▸ Information given
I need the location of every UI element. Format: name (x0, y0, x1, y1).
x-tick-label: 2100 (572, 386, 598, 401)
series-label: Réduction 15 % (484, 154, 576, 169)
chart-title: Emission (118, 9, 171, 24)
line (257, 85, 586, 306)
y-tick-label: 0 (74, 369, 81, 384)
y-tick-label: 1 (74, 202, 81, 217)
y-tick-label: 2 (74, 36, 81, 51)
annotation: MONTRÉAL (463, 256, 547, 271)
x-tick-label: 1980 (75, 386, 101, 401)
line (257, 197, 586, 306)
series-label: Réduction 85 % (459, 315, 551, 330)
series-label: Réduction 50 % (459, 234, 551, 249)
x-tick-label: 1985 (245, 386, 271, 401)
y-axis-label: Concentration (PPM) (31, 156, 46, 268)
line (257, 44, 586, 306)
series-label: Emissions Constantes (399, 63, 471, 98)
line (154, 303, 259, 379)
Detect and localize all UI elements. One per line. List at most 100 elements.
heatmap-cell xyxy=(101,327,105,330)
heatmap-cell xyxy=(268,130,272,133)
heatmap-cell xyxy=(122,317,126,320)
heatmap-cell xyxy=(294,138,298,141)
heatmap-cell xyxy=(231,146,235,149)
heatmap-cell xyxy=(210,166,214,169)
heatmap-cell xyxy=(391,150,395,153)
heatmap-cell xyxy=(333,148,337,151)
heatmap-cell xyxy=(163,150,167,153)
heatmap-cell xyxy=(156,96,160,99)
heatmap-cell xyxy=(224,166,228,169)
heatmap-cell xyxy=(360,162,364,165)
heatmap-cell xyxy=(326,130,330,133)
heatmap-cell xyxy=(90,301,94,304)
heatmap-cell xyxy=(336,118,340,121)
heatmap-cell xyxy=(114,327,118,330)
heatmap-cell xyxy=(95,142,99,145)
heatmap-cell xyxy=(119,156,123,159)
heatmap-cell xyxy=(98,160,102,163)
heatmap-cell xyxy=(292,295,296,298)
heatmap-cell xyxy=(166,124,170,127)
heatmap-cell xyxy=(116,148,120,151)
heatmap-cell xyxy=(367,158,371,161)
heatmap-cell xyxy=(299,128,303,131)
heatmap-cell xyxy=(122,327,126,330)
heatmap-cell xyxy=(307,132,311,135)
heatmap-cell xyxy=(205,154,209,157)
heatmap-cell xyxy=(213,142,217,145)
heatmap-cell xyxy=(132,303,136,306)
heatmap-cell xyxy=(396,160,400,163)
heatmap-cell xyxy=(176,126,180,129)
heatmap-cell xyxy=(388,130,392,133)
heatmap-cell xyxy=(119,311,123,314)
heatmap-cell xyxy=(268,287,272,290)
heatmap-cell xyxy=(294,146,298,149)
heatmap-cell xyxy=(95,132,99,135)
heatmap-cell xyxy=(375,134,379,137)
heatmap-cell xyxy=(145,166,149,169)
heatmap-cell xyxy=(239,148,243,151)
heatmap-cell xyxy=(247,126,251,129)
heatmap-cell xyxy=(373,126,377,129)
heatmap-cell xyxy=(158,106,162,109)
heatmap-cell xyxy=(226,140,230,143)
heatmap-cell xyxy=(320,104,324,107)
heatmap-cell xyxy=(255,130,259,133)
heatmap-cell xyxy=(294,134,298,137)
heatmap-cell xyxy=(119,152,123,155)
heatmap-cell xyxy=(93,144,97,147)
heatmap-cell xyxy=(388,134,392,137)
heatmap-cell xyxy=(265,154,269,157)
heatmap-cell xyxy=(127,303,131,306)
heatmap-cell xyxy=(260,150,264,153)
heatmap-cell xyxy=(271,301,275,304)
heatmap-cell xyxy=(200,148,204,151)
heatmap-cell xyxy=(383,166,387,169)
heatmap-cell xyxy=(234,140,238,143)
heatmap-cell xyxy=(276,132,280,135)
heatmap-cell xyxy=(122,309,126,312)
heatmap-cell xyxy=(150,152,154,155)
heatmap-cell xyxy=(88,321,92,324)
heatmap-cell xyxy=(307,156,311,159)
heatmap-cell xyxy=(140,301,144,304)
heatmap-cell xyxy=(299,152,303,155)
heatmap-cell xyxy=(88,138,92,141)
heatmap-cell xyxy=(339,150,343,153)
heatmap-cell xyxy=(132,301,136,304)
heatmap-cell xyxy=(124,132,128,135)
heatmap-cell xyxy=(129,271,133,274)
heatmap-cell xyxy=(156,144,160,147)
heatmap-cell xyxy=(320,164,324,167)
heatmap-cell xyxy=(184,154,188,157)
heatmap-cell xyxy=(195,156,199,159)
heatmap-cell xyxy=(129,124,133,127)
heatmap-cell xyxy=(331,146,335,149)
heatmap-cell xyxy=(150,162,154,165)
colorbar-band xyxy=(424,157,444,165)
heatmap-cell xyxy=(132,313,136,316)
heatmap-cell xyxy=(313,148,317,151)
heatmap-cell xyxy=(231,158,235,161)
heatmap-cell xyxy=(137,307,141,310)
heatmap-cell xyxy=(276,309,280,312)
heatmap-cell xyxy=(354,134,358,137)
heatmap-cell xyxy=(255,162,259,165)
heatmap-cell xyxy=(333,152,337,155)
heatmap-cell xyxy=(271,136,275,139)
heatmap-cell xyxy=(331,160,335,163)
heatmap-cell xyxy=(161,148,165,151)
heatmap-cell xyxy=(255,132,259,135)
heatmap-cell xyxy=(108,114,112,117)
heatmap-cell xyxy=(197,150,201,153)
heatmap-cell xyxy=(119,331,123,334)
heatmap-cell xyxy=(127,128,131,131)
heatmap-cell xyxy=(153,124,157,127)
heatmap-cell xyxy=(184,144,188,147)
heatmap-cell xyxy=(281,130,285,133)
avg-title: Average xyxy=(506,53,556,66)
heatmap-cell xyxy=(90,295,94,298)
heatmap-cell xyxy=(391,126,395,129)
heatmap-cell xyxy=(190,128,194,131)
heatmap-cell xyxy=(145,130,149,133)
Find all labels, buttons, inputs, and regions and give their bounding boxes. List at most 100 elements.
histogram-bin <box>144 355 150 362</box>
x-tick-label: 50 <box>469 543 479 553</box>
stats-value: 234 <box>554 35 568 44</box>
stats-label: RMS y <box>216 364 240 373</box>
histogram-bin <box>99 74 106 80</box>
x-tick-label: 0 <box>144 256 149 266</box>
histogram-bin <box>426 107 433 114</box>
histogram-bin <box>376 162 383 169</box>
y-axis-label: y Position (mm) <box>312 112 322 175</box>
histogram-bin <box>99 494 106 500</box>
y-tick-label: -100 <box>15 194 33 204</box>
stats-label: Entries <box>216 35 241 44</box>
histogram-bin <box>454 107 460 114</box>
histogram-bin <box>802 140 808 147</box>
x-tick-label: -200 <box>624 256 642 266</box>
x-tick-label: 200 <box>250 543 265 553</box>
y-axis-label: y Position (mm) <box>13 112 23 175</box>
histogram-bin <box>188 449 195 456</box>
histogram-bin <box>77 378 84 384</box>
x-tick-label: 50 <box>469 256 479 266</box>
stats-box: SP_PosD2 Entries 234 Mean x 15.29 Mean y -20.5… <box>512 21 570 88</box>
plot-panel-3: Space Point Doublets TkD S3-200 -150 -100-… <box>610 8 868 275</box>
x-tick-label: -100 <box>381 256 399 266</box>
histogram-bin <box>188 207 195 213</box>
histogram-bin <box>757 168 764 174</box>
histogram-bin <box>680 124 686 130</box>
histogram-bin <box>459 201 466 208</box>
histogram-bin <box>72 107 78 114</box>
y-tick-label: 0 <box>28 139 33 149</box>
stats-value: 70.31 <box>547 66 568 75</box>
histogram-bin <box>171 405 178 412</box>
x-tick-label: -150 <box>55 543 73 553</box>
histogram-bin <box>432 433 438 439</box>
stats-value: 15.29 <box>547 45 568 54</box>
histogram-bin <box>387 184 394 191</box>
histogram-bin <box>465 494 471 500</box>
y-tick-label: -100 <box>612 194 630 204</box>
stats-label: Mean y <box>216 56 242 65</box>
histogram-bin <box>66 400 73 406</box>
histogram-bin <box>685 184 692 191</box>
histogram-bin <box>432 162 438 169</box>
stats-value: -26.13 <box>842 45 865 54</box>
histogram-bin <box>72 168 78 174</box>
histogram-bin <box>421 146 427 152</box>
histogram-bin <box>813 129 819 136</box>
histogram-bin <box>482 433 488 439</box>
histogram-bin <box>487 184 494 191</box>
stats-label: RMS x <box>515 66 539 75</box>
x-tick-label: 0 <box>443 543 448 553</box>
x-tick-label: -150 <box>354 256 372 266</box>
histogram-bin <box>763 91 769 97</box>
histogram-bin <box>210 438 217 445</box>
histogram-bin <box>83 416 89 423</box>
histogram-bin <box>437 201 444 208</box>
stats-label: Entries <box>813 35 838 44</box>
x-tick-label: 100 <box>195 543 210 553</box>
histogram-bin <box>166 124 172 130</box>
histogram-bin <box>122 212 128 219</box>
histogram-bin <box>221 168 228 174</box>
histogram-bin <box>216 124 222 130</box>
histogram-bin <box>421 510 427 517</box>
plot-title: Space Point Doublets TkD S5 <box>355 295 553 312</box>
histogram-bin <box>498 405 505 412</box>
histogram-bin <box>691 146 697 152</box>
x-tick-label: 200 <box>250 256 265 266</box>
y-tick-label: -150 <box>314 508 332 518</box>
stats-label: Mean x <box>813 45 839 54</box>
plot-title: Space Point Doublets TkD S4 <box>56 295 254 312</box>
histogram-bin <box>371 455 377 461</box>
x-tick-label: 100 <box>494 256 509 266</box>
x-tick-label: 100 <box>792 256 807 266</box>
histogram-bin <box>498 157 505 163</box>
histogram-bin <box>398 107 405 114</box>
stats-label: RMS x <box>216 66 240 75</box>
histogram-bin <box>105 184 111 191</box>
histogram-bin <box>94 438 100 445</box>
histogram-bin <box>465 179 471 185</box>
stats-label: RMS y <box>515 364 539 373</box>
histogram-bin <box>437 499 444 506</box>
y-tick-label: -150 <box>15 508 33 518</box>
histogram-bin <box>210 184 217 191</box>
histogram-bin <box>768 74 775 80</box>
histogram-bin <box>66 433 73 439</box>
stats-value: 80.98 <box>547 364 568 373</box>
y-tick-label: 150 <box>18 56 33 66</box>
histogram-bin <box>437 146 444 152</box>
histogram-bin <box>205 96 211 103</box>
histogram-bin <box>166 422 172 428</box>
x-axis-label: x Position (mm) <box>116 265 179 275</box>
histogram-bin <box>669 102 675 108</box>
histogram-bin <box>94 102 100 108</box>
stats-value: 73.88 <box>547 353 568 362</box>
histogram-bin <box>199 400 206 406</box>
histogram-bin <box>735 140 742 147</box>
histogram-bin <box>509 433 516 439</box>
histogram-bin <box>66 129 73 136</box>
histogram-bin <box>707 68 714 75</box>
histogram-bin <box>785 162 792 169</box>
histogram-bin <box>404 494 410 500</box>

▸ Given request
Put the records, from their first line through the line containing "heatmap-cell xyxy=(132,303,136,306)", into a numbered list, including both of those lines and leaving out any blank lines.

▸ Written response
1. I need the location of every UI element. Format: name (x0, y0, x1, y1).
2. x-tick-label: 2100 (572, 386, 598, 401)
3. series-label: Réduction 15 % (484, 154, 576, 169)
4. chart-title: Emission (118, 9, 171, 24)
5. line (257, 85, 586, 306)
6. y-tick-label: 0 (74, 369, 81, 384)
7. y-tick-label: 1 (74, 202, 81, 217)
8. y-tick-label: 2 (74, 36, 81, 51)
9. annotation: MONTRÉAL (463, 256, 547, 271)
10. x-tick-label: 1980 (75, 386, 101, 401)
11. line (257, 197, 586, 306)
12. series-label: Réduction 85 % (459, 315, 551, 330)
13. series-label: Réduction 50 % (459, 234, 551, 249)
14. x-tick-label: 1985 (245, 386, 271, 401)
15. y-axis-label: Concentration (PPM) (31, 156, 46, 268)
16. line (257, 44, 586, 306)
17. series-label: Emissions Constantes (399, 63, 471, 98)
18. line (154, 303, 259, 379)
19. Detect and localize all UI elements. One per line. List at most 100 elements.
20. heatmap-cell xyxy=(101,327,105,330)
21. heatmap-cell xyxy=(268,130,272,133)
22. heatmap-cell xyxy=(122,317,126,320)
23. heatmap-cell xyxy=(294,138,298,141)
24. heatmap-cell xyxy=(231,146,235,149)
25. heatmap-cell xyxy=(210,166,214,169)
26. heatmap-cell xyxy=(391,150,395,153)
27. heatmap-cell xyxy=(333,148,337,151)
28. heatmap-cell xyxy=(163,150,167,153)
29. heatmap-cell xyxy=(156,96,160,99)
30. heatmap-cell xyxy=(224,166,228,169)
31. heatmap-cell xyxy=(360,162,364,165)
32. heatmap-cell xyxy=(326,130,330,133)
33. heatmap-cell xyxy=(90,301,94,304)
34. heatmap-cell xyxy=(336,118,340,121)
35. heatmap-cell xyxy=(114,327,118,330)
36. heatmap-cell xyxy=(95,142,99,145)
37. heatmap-cell xyxy=(119,156,123,159)
38. heatmap-cell xyxy=(98,160,102,163)
39. heatmap-cell xyxy=(292,295,296,298)
40. heatmap-cell xyxy=(166,124,170,127)
41. heatmap-cell xyxy=(116,148,120,151)
42. heatmap-cell xyxy=(367,158,371,161)
43. heatmap-cell xyxy=(299,128,303,131)
44. heatmap-cell xyxy=(122,327,126,330)
45. heatmap-cell xyxy=(307,132,311,135)
46. heatmap-cell xyxy=(205,154,209,157)
47. heatmap-cell xyxy=(213,142,217,145)
48. heatmap-cell xyxy=(132,303,136,306)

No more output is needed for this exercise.